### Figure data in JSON
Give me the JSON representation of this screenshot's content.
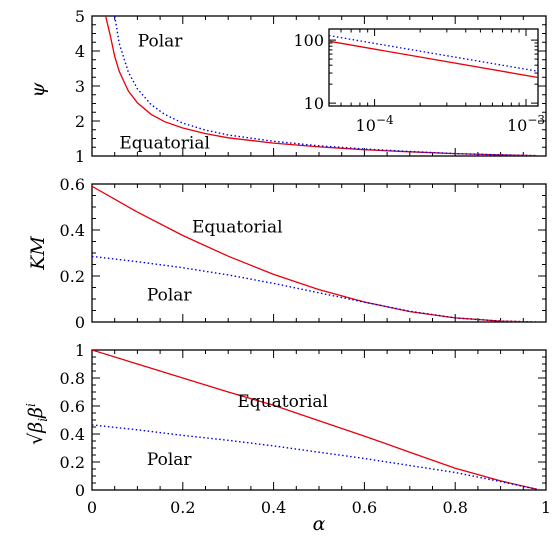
{
  "chart_data": [
    {
      "type": "line",
      "ylabel": "ψ",
      "xlim": [
        0,
        1
      ],
      "ylim": [
        1,
        5
      ],
      "y_ticks": [
        "1",
        "2",
        "3",
        "4",
        "5"
      ],
      "series": [
        {
          "color": "#e8000b",
          "style": "solid",
          "x": [
            0.03,
            0.04,
            0.05,
            0.06,
            0.08,
            0.1,
            0.13,
            0.16,
            0.2,
            0.25,
            0.3,
            0.4,
            0.5,
            0.6,
            0.7,
            0.8,
            0.9,
            0.98
          ],
          "y": [
            5.0,
            4.45,
            3.85,
            3.42,
            2.86,
            2.52,
            2.19,
            1.98,
            1.8,
            1.64,
            1.52,
            1.37,
            1.26,
            1.18,
            1.12,
            1.07,
            1.03,
            1.01
          ]
        },
        {
          "color": "#0000e0",
          "style": "dotted",
          "x": [
            0.05,
            0.06,
            0.08,
            0.1,
            0.13,
            0.16,
            0.2,
            0.25,
            0.3,
            0.4,
            0.5,
            0.6,
            0.7,
            0.8,
            0.9,
            0.98
          ],
          "y": [
            5.0,
            4.22,
            3.4,
            2.92,
            2.47,
            2.19,
            1.94,
            1.74,
            1.6,
            1.42,
            1.29,
            1.2,
            1.13,
            1.07,
            1.03,
            1.01
          ]
        }
      ],
      "annotations": [
        {
          "text": "Polar",
          "x": 0.15,
          "y": 4.3
        },
        {
          "text": "Equatorial",
          "x": 0.16,
          "y": 1.38
        }
      ],
      "inset": {
        "log_x": true,
        "log_y": true,
        "xlim": [
          5e-05,
          0.0012
        ],
        "ylim": [
          9,
          150
        ],
        "x_ticks": [
          {
            "value": 0.0001,
            "base": "10",
            "exp": "−4"
          },
          {
            "value": 0.001,
            "base": "10",
            "exp": "−3"
          }
        ],
        "y_ticks": [
          {
            "value": 10,
            "label": "10"
          },
          {
            "value": 100,
            "label": "100"
          }
        ],
        "series": [
          {
            "color": "#e8000b",
            "style": "solid",
            "x": [
              5e-05,
              0.0012
            ],
            "y": [
              96,
              25.5
            ]
          },
          {
            "color": "#0000e0",
            "style": "dotted",
            "x": [
              5e-05,
              0.0012
            ],
            "y": [
              118,
              32
            ]
          }
        ]
      }
    },
    {
      "type": "line",
      "ylabel": "KM",
      "xlim": [
        0,
        1
      ],
      "ylim": [
        0,
        0.6
      ],
      "y_ticks": [
        "0",
        "0.2",
        "0.4",
        "0.6"
      ],
      "series": [
        {
          "color": "#e8000b",
          "style": "solid",
          "x": [
            0,
            0.1,
            0.2,
            0.3,
            0.4,
            0.5,
            0.6,
            0.7,
            0.8,
            0.9,
            0.98
          ],
          "y": [
            0.59,
            0.478,
            0.376,
            0.286,
            0.207,
            0.141,
            0.087,
            0.045,
            0.018,
            0.004,
            0.0
          ]
        },
        {
          "color": "#0000e0",
          "style": "dotted",
          "x": [
            0,
            0.1,
            0.2,
            0.3,
            0.4,
            0.5,
            0.6,
            0.7,
            0.8,
            0.9,
            0.98
          ],
          "y": [
            0.285,
            0.262,
            0.236,
            0.205,
            0.168,
            0.127,
            0.086,
            0.047,
            0.018,
            0.004,
            0.0
          ]
        }
      ],
      "annotations": [
        {
          "text": "Equatorial",
          "x": 0.32,
          "y": 0.415
        },
        {
          "text": "Polar",
          "x": 0.17,
          "y": 0.12
        }
      ]
    },
    {
      "type": "line",
      "ylabel": "√β_iβ^i",
      "xlabel": "α",
      "xlim": [
        0,
        1
      ],
      "ylim": [
        0,
        1
      ],
      "x_ticks": [
        "0",
        "0.2",
        "0.4",
        "0.6",
        "0.8",
        "1"
      ],
      "y_ticks": [
        "0",
        "0.2",
        "0.4",
        "0.6",
        "0.8",
        "1"
      ],
      "series": [
        {
          "color": "#e8000b",
          "style": "solid",
          "x": [
            0,
            0.1,
            0.2,
            0.3,
            0.4,
            0.5,
            0.6,
            0.7,
            0.8,
            0.9,
            0.98
          ],
          "y": [
            1.0,
            0.9,
            0.8,
            0.7,
            0.605,
            0.495,
            0.385,
            0.27,
            0.155,
            0.065,
            0.005
          ]
        },
        {
          "color": "#0000e0",
          "style": "dotted",
          "x": [
            0,
            0.1,
            0.2,
            0.3,
            0.4,
            0.5,
            0.6,
            0.7,
            0.8,
            0.9,
            0.98
          ],
          "y": [
            0.465,
            0.43,
            0.39,
            0.355,
            0.315,
            0.27,
            0.225,
            0.175,
            0.125,
            0.06,
            0.005
          ]
        }
      ],
      "annotations": [
        {
          "text": "Equatorial",
          "x": 0.42,
          "y": 0.635
        },
        {
          "text": "Polar",
          "x": 0.17,
          "y": 0.22
        }
      ]
    }
  ]
}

### THE TASK
Can you repeat every record above exactly, apart from the pictures?

### TASK SOLUTION
Give me the JSON representation of this screenshot's content.
{
  "chart_data": [
    {
      "type": "line",
      "ylabel": "ψ",
      "xlim": [
        0,
        1
      ],
      "ylim": [
        1,
        5
      ],
      "y_ticks": [
        "1",
        "2",
        "3",
        "4",
        "5"
      ],
      "series": [
        {
          "color": "#e8000b",
          "style": "solid",
          "x": [
            0.03,
            0.04,
            0.05,
            0.06,
            0.08,
            0.1,
            0.13,
            0.16,
            0.2,
            0.25,
            0.3,
            0.4,
            0.5,
            0.6,
            0.7,
            0.8,
            0.9,
            0.98
          ],
          "y": [
            5.0,
            4.45,
            3.85,
            3.42,
            2.86,
            2.52,
            2.19,
            1.98,
            1.8,
            1.64,
            1.52,
            1.37,
            1.26,
            1.18,
            1.12,
            1.07,
            1.03,
            1.01
          ]
        },
        {
          "color": "#0000e0",
          "style": "dotted",
          "x": [
            0.05,
            0.06,
            0.08,
            0.1,
            0.13,
            0.16,
            0.2,
            0.25,
            0.3,
            0.4,
            0.5,
            0.6,
            0.7,
            0.8,
            0.9,
            0.98
          ],
          "y": [
            5.0,
            4.22,
            3.4,
            2.92,
            2.47,
            2.19,
            1.94,
            1.74,
            1.6,
            1.42,
            1.29,
            1.2,
            1.13,
            1.07,
            1.03,
            1.01
          ]
        }
      ],
      "annotations": [
        {
          "text": "Polar",
          "x": 0.15,
          "y": 4.3
        },
        {
          "text": "Equatorial",
          "x": 0.16,
          "y": 1.38
        }
      ],
      "inset": {
        "log_x": true,
        "log_y": true,
        "xlim": [
          5e-05,
          0.0012
        ],
        "ylim": [
          9,
          150
        ],
        "x_ticks": [
          {
            "value": 0.0001,
            "base": "10",
            "exp": "−4"
          },
          {
            "value": 0.001,
            "base": "10",
            "exp": "−3"
          }
        ],
        "y_ticks": [
          {
            "value": 10,
            "label": "10"
          },
          {
            "value": 100,
            "label": "100"
          }
        ],
        "series": [
          {
            "color": "#e8000b",
            "style": "solid",
            "x": [
              5e-05,
              0.0012
            ],
            "y": [
              96,
              25.5
            ]
          },
          {
            "color": "#0000e0",
            "style": "dotted",
            "x": [
              5e-05,
              0.0012
            ],
            "y": [
              118,
              32
            ]
          }
        ]
      }
    },
    {
      "type": "line",
      "ylabel": "KM",
      "xlim": [
        0,
        1
      ],
      "ylim": [
        0,
        0.6
      ],
      "y_ticks": [
        "0",
        "0.2",
        "0.4",
        "0.6"
      ],
      "series": [
        {
          "color": "#e8000b",
          "style": "solid",
          "x": [
            0,
            0.1,
            0.2,
            0.3,
            0.4,
            0.5,
            0.6,
            0.7,
            0.8,
            0.9,
            0.98
          ],
          "y": [
            0.59,
            0.478,
            0.376,
            0.286,
            0.207,
            0.141,
            0.087,
            0.045,
            0.018,
            0.004,
            0.0
          ]
        },
        {
          "color": "#0000e0",
          "style": "dotted",
          "x": [
            0,
            0.1,
            0.2,
            0.3,
            0.4,
            0.5,
            0.6,
            0.7,
            0.8,
            0.9,
            0.98
          ],
          "y": [
            0.285,
            0.262,
            0.236,
            0.205,
            0.168,
            0.127,
            0.086,
            0.047,
            0.018,
            0.004,
            0.0
          ]
        }
      ],
      "annotations": [
        {
          "text": "Equatorial",
          "x": 0.32,
          "y": 0.415
        },
        {
          "text": "Polar",
          "x": 0.17,
          "y": 0.12
        }
      ]
    },
    {
      "type": "line",
      "ylabel": "√β_iβ^i",
      "xlabel": "α",
      "xlim": [
        0,
        1
      ],
      "ylim": [
        0,
        1
      ],
      "x_ticks": [
        "0",
        "0.2",
        "0.4",
        "0.6",
        "0.8",
        "1"
      ],
      "y_ticks": [
        "0",
        "0.2",
        "0.4",
        "0.6",
        "0.8",
        "1"
      ],
      "series": [
        {
          "color": "#e8000b",
          "style": "solid",
          "x": [
            0,
            0.1,
            0.2,
            0.3,
            0.4,
            0.5,
            0.6,
            0.7,
            0.8,
            0.9,
            0.98
          ],
          "y": [
            1.0,
            0.9,
            0.8,
            0.7,
            0.605,
            0.495,
            0.385,
            0.27,
            0.155,
            0.065,
            0.005
          ]
        },
        {
          "color": "#0000e0",
          "style": "dotted",
          "x": [
            0,
            0.1,
            0.2,
            0.3,
            0.4,
            0.5,
            0.6,
            0.7,
            0.8,
            0.9,
            0.98
          ],
          "y": [
            0.465,
            0.43,
            0.39,
            0.355,
            0.315,
            0.27,
            0.225,
            0.175,
            0.125,
            0.06,
            0.005
          ]
        }
      ],
      "annotations": [
        {
          "text": "Equatorial",
          "x": 0.42,
          "y": 0.635
        },
        {
          "text": "Polar",
          "x": 0.17,
          "y": 0.22
        }
      ]
    }
  ]
}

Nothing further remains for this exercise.